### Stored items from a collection
--*--
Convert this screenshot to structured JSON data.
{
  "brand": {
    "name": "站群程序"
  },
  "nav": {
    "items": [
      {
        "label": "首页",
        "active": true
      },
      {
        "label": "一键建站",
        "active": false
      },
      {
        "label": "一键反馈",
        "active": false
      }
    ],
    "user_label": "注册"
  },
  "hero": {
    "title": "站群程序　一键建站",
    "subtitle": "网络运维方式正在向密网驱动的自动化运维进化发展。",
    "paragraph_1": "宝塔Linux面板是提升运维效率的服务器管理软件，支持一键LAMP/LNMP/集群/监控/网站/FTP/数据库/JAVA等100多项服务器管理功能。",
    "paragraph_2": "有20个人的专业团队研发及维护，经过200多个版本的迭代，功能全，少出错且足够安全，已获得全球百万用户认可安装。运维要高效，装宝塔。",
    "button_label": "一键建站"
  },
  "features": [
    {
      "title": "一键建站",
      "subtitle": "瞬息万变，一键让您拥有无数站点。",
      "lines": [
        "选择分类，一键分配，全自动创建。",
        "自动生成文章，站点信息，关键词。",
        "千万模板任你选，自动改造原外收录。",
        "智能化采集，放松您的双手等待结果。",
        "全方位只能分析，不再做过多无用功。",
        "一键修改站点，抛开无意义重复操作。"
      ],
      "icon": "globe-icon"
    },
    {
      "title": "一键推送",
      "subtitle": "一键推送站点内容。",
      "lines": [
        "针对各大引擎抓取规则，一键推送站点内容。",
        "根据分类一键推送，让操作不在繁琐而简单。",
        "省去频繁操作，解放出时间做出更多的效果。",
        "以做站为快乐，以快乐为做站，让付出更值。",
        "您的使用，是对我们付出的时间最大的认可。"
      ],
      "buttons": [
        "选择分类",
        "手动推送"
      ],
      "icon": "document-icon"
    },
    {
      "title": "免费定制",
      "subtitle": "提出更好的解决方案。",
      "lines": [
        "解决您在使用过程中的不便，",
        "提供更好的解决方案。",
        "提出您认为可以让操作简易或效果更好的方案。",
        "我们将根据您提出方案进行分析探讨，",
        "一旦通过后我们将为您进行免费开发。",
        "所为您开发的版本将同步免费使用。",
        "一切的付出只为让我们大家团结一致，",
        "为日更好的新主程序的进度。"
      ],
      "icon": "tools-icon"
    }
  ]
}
--*--
Every line of the records that includes the word "一键建站" should be gathered.

        "label": "一键建站",
    "title": "站群程序　一键建站",
    "button_label": "一键建站"
      "title": "一键建站",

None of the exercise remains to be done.